■ Stated task:
The listing must be reproduced in full, exactly as it stands.

■ Input material:
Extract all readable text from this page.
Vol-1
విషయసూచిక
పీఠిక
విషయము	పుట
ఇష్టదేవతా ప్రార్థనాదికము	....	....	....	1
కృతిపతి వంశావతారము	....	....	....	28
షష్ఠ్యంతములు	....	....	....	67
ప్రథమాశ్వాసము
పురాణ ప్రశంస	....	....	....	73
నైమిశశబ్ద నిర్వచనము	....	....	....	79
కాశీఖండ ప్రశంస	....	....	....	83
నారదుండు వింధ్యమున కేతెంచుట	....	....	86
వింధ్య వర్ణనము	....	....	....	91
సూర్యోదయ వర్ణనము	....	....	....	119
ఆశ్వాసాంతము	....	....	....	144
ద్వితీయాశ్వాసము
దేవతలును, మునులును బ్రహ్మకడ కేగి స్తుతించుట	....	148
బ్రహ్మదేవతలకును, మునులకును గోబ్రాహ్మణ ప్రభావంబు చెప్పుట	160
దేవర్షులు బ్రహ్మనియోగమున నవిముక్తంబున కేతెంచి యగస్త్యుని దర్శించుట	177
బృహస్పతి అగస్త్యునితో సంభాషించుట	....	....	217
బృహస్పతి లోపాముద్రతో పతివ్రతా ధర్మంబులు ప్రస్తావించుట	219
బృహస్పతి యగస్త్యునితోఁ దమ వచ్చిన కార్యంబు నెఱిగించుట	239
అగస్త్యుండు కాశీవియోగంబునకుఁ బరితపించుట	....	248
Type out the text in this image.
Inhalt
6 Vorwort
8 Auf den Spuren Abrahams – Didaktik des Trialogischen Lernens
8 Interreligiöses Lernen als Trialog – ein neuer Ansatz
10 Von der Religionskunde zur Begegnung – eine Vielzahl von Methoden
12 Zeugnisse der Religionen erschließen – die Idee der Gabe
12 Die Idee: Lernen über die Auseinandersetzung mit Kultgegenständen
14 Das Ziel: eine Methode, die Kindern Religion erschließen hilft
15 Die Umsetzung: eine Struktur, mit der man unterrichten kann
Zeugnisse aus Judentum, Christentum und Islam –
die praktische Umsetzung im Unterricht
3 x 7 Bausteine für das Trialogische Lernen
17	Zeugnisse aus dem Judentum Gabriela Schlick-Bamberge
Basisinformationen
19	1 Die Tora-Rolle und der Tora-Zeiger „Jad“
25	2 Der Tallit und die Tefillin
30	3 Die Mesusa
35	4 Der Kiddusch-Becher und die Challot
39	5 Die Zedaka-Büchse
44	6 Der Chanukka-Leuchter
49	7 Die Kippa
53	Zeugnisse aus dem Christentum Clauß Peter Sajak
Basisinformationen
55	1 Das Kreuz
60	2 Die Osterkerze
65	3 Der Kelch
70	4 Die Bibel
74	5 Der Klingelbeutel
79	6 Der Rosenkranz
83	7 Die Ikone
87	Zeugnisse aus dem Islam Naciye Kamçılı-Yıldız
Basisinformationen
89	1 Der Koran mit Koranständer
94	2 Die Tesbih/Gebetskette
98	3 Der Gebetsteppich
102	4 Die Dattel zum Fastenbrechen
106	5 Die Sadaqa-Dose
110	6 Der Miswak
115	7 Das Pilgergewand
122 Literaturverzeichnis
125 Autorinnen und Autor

■ Solution to the exercise:
Extract all readable text from this page.
Vol-1
విషయసూచిక
పీఠిక
విషయము	పుట
ఇష్టదేవతా ప్రార్థనాదికము	....	....	....	1
కృతిపతి వంశావతారము	....	....	....	28
షష్ఠ్యంతములు	....	....	....	67
ప్రథమాశ్వాసము
పురాణ ప్రశంస	....	....	....	73
నైమిశశబ్ద నిర్వచనము	....	....	....	79
కాశీఖండ ప్రశంస	....	....	....	83
నారదుండు వింధ్యమున కేతెంచుట	....	....	86
వింధ్య వర్ణనము	....	....	....	91
సూర్యోదయ వర్ణనము	....	....	....	119
ఆశ్వాసాంతము	....	....	....	144
ద్వితీయాశ్వాసము
దేవతలును, మునులును బ్రహ్మకడ కేగి స్తుతించుట	....	148
బ్రహ్మదేవతలకును, మునులకును గోబ్రాహ్మణ ప్రభావంబు చెప్పుట	160
దేవర్షులు బ్రహ్మనియోగమున నవిముక్తంబున కేతెంచి యగస్త్యుని దర్శించుట	177
బృహస్పతి అగస్త్యునితో సంభాషించుట	....	....	217
బృహస్పతి లోపాముద్రతో పతివ్రతా ధర్మంబులు ప్రస్తావించుట	219
బృహస్పతి యగస్త్యునితోఁ దమ వచ్చిన కార్యంబు నెఱిగించుట	239
అగస్త్యుండు కాశీవియోగంబునకుఁ బరితపించుట	....	248
Type out the text in this image.
Inhalt
6 Vorwort
8 Auf den Spuren Abrahams – Didaktik des Trialogischen Lernens
8 Interreligiöses Lernen als Trialog – ein neuer Ansatz
10 Von der Religionskunde zur Begegnung – eine Vielzahl von Methoden
12 Zeugnisse der Religionen erschließen – die Idee der Gabe
12 Die Idee: Lernen über die Auseinandersetzung mit Kultgegenständen
14 Das Ziel: eine Methode, die Kindern Religion erschließen hilft
15 Die Umsetzung: eine Struktur, mit der man unterrichten kann
Zeugnisse aus Judentum, Christentum und Islam –
die praktische Umsetzung im Unterricht
3 x 7 Bausteine für das Trialogische Lernen
17	Zeugnisse aus dem Judentum Gabriela Schlick-Bamberge
Basisinformationen
19	1 Die Tora-Rolle und der Tora-Zeiger „Jad“
25	2 Der Tallit und die Tefillin
30	3 Die Mesusa
35	4 Der Kiddusch-Becher und die Challot
39	5 Die Zedaka-Büchse
44	6 Der Chanukka-Leuchter
49	7 Die Kippa
53	Zeugnisse aus dem Christentum Clauß Peter Sajak
Basisinformationen
55	1 Das Kreuz
60	2 Die Osterkerze
65	3 Der Kelch
70	4 Die Bibel
74	5 Der Klingelbeutel
79	6 Der Rosenkranz
83	7 Die Ikone
87	Zeugnisse aus dem Islam Naciye Kamçılı-Yıldız
Basisinformationen
89	1 Der Koran mit Koranständer
94	2 Die Tesbih/Gebetskette
98	3 Der Gebetsteppich
102	4 Die Dattel zum Fastenbrechen
106	5 Die Sadaqa-Dose
110	6 Der Miswak
115	7 Das Pilgergewand
122 Literaturverzeichnis
125 Autorinnen und Autor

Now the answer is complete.